═══ Material provided ═══
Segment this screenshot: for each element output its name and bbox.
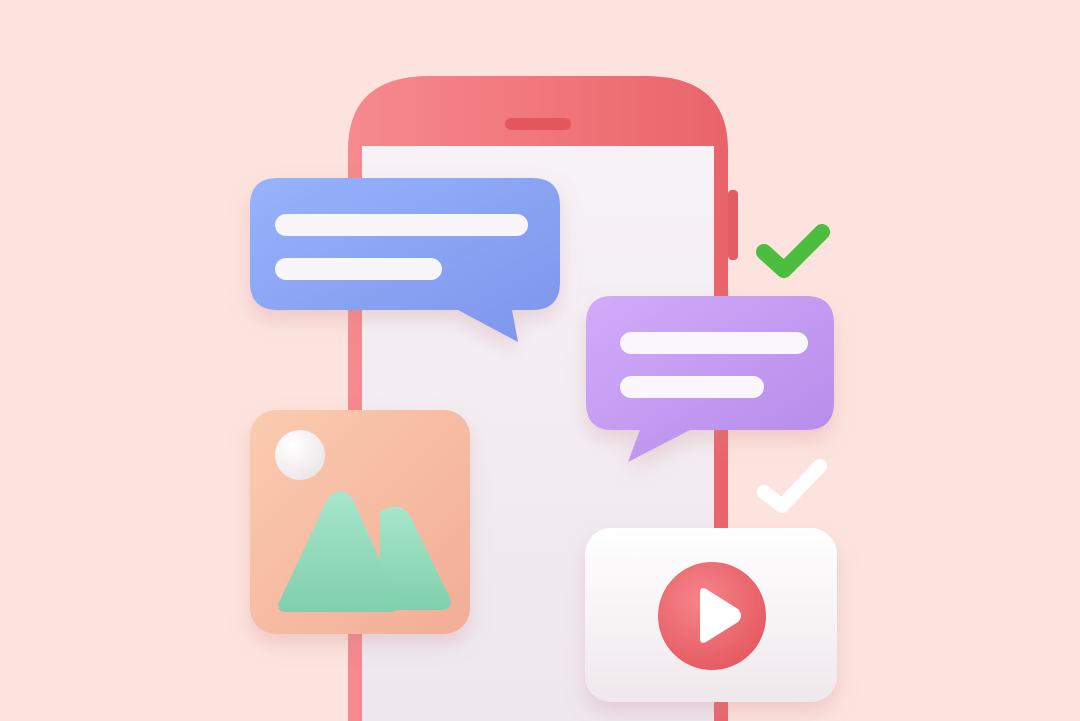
phone-speaker	[505, 118, 571, 130]
illustration-scene	[0, 0, 1080, 721]
video-play-icon	[585, 528, 837, 702]
illustration-canvas	[250, 76, 837, 721]
checkmark-icon	[757, 459, 827, 513]
image-icon	[250, 410, 470, 634]
image-sun	[275, 430, 325, 480]
checkmark-icon	[756, 224, 830, 278]
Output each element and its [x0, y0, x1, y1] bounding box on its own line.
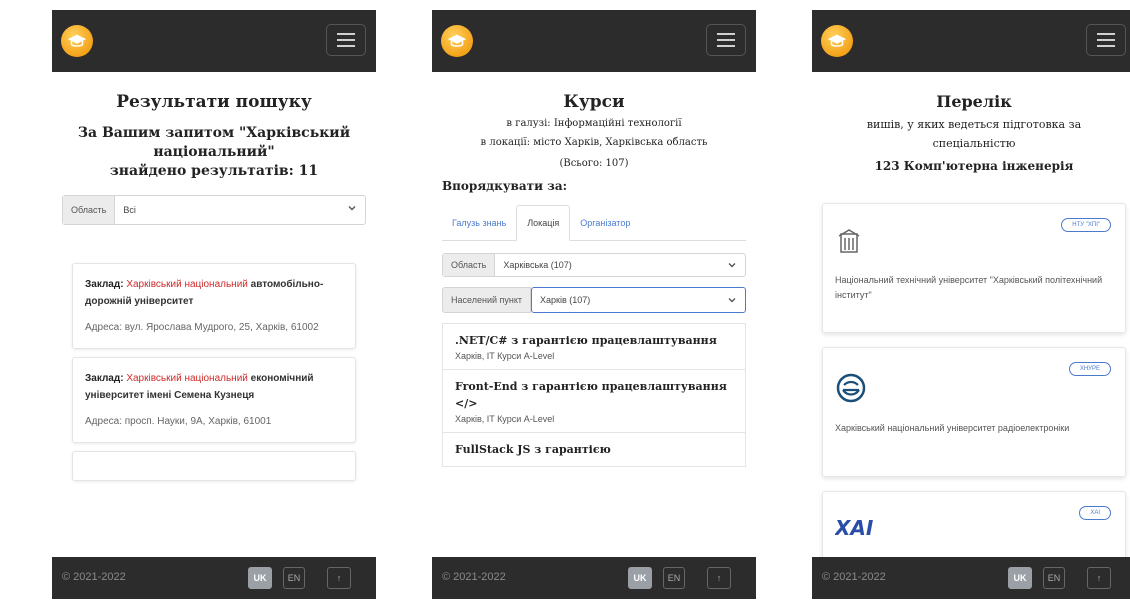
═══
Short problem –
Please rewrite the lines above as a numbered list, skipping any blank ones and leaving out the pictures.

Correct output –
1. Segment this screenshot: for each element output its name and bbox.
2. phone-speaker	[505, 118, 571, 130]
3. illustration-scene	[0, 0, 1080, 721]
4. video-play-icon	[585, 528, 837, 702]
5. illustration-canvas	[250, 76, 837, 721]
6. checkmark-icon	[757, 459, 827, 513]
7. image-icon	[250, 410, 470, 634]
8. image-sun	[275, 430, 325, 480]
9. checkmark-icon	[756, 224, 830, 278]
10. Output each element and its [x0, y0, x1, y1] bounding box on its own line.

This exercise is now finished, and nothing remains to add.